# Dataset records
◇ ◇ ◇ ◇

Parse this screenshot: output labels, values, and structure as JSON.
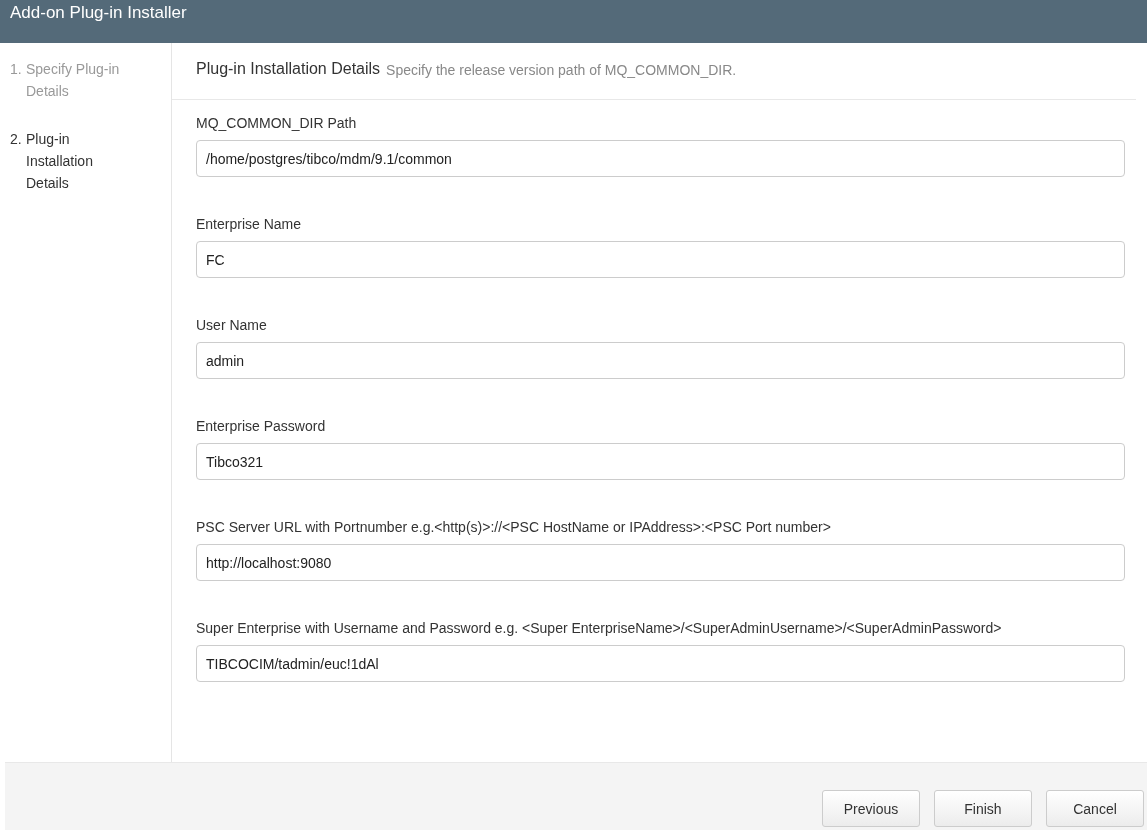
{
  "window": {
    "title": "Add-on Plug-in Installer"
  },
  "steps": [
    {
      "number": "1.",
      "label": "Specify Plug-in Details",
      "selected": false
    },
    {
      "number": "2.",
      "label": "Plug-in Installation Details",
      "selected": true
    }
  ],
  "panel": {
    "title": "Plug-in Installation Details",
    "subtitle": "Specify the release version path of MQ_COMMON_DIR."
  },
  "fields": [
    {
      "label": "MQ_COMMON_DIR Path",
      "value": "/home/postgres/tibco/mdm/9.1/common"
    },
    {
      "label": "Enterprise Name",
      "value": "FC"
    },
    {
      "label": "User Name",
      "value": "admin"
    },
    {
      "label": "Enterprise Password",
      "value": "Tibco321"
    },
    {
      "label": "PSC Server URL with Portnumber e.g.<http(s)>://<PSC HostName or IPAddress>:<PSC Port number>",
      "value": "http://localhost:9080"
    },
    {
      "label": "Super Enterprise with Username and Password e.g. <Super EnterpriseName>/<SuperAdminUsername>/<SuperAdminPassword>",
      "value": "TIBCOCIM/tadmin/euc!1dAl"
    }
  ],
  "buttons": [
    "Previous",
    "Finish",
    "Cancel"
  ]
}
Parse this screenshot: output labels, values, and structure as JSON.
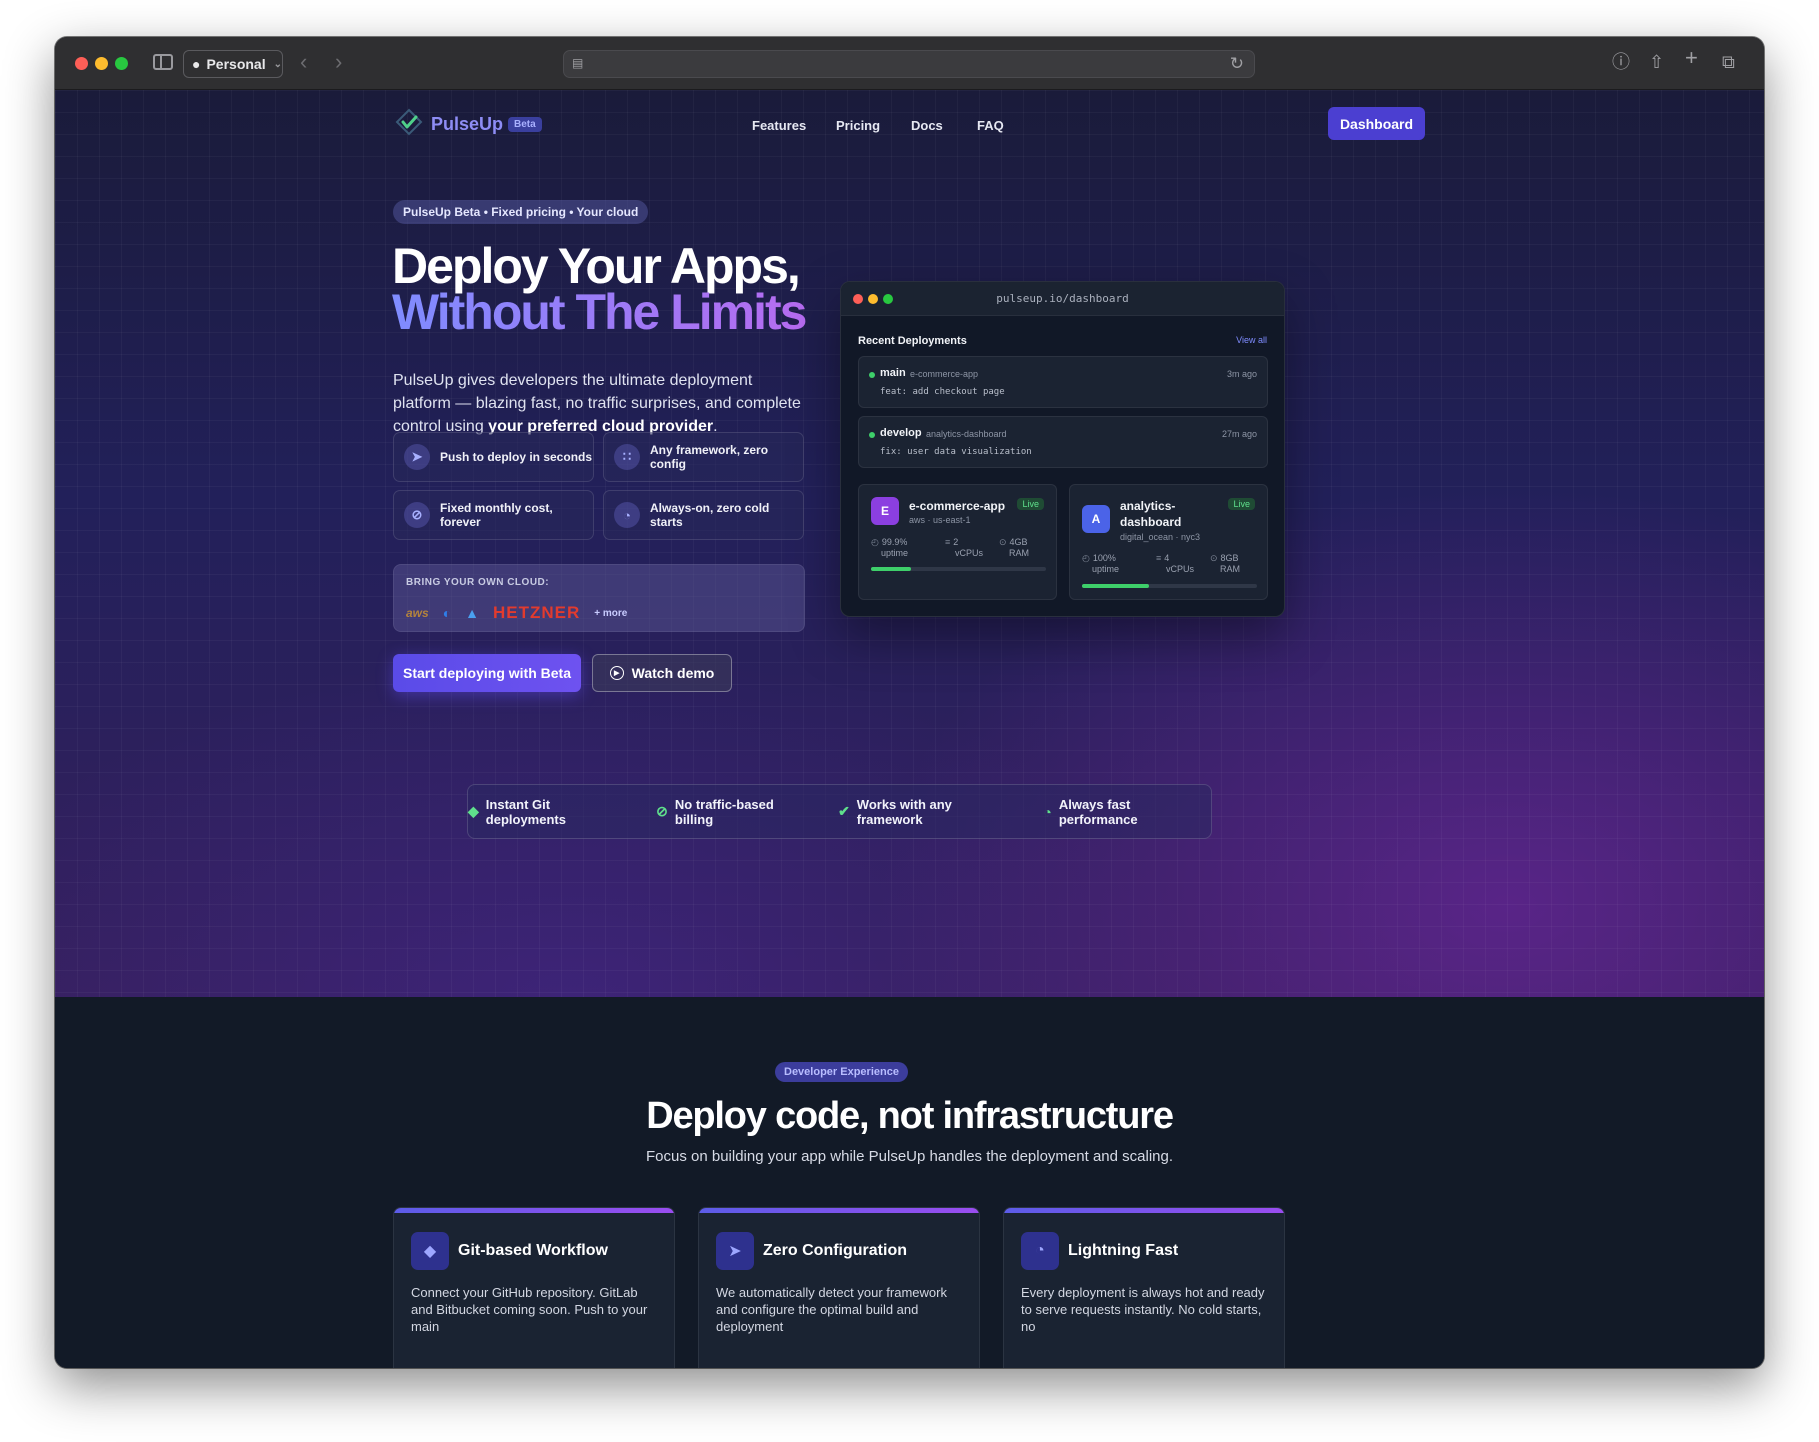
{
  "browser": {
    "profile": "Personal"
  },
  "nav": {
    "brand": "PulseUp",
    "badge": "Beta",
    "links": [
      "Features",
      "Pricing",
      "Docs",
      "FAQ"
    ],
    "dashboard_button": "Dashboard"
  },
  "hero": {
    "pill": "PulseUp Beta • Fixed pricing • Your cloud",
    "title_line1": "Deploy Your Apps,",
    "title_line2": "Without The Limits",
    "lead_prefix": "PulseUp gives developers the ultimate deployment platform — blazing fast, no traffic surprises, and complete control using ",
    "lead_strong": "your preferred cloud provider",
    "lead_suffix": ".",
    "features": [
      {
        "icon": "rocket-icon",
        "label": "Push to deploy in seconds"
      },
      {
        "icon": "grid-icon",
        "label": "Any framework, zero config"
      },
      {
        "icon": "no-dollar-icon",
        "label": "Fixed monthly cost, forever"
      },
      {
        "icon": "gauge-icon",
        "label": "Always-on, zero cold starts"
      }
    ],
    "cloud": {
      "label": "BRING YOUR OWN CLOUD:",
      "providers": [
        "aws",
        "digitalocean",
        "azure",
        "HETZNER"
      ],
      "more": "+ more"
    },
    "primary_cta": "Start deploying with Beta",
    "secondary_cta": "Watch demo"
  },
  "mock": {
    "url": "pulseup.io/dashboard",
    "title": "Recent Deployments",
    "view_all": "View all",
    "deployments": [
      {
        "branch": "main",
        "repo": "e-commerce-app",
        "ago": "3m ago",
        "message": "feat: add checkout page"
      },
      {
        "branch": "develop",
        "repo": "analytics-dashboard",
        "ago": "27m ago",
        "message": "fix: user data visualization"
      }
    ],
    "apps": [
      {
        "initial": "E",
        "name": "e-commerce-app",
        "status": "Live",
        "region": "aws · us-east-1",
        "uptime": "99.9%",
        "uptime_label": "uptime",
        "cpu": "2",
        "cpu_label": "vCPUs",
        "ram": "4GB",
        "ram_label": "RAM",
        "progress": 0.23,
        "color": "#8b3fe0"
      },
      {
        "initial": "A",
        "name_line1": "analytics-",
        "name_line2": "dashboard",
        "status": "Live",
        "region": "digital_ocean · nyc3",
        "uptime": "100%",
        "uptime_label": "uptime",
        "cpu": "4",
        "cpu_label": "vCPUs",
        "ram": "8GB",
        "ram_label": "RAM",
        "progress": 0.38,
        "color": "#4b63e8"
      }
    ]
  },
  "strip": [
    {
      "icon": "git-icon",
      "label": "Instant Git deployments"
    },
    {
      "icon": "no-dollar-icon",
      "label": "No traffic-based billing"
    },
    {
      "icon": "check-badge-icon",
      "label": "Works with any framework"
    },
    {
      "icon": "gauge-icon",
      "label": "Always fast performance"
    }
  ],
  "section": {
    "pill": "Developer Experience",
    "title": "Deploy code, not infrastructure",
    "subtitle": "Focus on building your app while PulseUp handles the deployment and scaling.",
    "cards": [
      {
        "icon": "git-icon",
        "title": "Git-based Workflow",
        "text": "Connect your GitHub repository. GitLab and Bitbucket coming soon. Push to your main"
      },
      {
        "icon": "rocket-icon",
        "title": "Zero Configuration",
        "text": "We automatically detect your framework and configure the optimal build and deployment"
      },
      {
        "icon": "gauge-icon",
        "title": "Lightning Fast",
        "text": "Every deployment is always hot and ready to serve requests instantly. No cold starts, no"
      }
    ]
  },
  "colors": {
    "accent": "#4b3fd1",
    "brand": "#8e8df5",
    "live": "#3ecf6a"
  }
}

◇ ◇ ◇ ◇

# REQUIREMENT
Strip the images and reproduce the remaining records precisely.

# ANSWER
Parse this screenshot: output labels, values, and structure as JSON.
{
  "window": {
    "title": "Add-on Plug-in Installer"
  },
  "steps": [
    {
      "number": "1.",
      "label": "Specify Plug-in Details",
      "selected": false
    },
    {
      "number": "2.",
      "label": "Plug-in Installation Details",
      "selected": true
    }
  ],
  "panel": {
    "title": "Plug-in Installation Details",
    "subtitle": "Specify the release version path of MQ_COMMON_DIR."
  },
  "fields": [
    {
      "label": "MQ_COMMON_DIR Path",
      "value": "/home/postgres/tibco/mdm/9.1/common"
    },
    {
      "label": "Enterprise Name",
      "value": "FC"
    },
    {
      "label": "User Name",
      "value": "admin"
    },
    {
      "label": "Enterprise Password",
      "value": "Tibco321"
    },
    {
      "label": "PSC Server URL with Portnumber e.g.<http(s)>://<PSC HostName or IPAddress>:<PSC Port number>",
      "value": "http://localhost:9080"
    },
    {
      "label": "Super Enterprise with Username and Password e.g. <Super EnterpriseName>/<SuperAdminUsername>/<SuperAdminPassword>",
      "value": "TIBCOCIM/tadmin/euc!1dAl"
    }
  ],
  "buttons": [
    "Previous",
    "Finish",
    "Cancel"
  ]
}
Parse this screenshot: output labels, values, and structure as JSON.
{
  "browser": {
    "profile": "Personal"
  },
  "nav": {
    "brand": "PulseUp",
    "badge": "Beta",
    "links": [
      "Features",
      "Pricing",
      "Docs",
      "FAQ"
    ],
    "dashboard_button": "Dashboard"
  },
  "hero": {
    "pill": "PulseUp Beta • Fixed pricing • Your cloud",
    "title_line1": "Deploy Your Apps,",
    "title_line2": "Without The Limits",
    "lead_prefix": "PulseUp gives developers the ultimate deployment platform — blazing fast, no traffic surprises, and complete control using ",
    "lead_strong": "your preferred cloud provider",
    "lead_suffix": ".",
    "features": [
      {
        "icon": "rocket-icon",
        "label": "Push to deploy in seconds"
      },
      {
        "icon": "grid-icon",
        "label": "Any framework, zero config"
      },
      {
        "icon": "no-dollar-icon",
        "label": "Fixed monthly cost, forever"
      },
      {
        "icon": "gauge-icon",
        "label": "Always-on, zero cold starts"
      }
    ],
    "cloud": {
      "label": "BRING YOUR OWN CLOUD:",
      "providers": [
        "aws",
        "digitalocean",
        "azure",
        "HETZNER"
      ],
      "more": "+ more"
    },
    "primary_cta": "Start deploying with Beta",
    "secondary_cta": "Watch demo"
  },
  "mock": {
    "url": "pulseup.io/dashboard",
    "title": "Recent Deployments",
    "view_all": "View all",
    "deployments": [
      {
        "branch": "main",
        "repo": "e-commerce-app",
        "ago": "3m ago",
        "message": "feat: add checkout page"
      },
      {
        "branch": "develop",
        "repo": "analytics-dashboard",
        "ago": "27m ago",
        "message": "fix: user data visualization"
      }
    ],
    "apps": [
      {
        "initial": "E",
        "name": "e-commerce-app",
        "status": "Live",
        "region": "aws · us-east-1",
        "uptime": "99.9%",
        "uptime_label": "uptime",
        "cpu": "2",
        "cpu_label": "vCPUs",
        "ram": "4GB",
        "ram_label": "RAM",
        "progress": 0.23,
        "color": "#8b3fe0"
      },
      {
        "initial": "A",
        "name_line1": "analytics-",
        "name_line2": "dashboard",
        "status": "Live",
        "region": "digital_ocean · nyc3",
        "uptime": "100%",
        "uptime_label": "uptime",
        "cpu": "4",
        "cpu_label": "vCPUs",
        "ram": "8GB",
        "ram_label": "RAM",
        "progress": 0.38,
        "color": "#4b63e8"
      }
    ]
  },
  "strip": [
    {
      "icon": "git-icon",
      "label": "Instant Git deployments"
    },
    {
      "icon": "no-dollar-icon",
      "label": "No traffic-based billing"
    },
    {
      "icon": "check-badge-icon",
      "label": "Works with any framework"
    },
    {
      "icon": "gauge-icon",
      "label": "Always fast performance"
    }
  ],
  "section": {
    "pill": "Developer Experience",
    "title": "Deploy code, not infrastructure",
    "subtitle": "Focus on building your app while PulseUp handles the deployment and scaling.",
    "cards": [
      {
        "icon": "git-icon",
        "title": "Git-based Workflow",
        "text": "Connect your GitHub repository. GitLab and Bitbucket coming soon. Push to your main"
      },
      {
        "icon": "rocket-icon",
        "title": "Zero Configuration",
        "text": "We automatically detect your framework and configure the optimal build and deployment"
      },
      {
        "icon": "gauge-icon",
        "title": "Lightning Fast",
        "text": "Every deployment is always hot and ready to serve requests instantly. No cold starts, no"
      }
    ]
  },
  "colors": {
    "accent": "#4b3fd1",
    "brand": "#8e8df5",
    "live": "#3ecf6a"
  }
}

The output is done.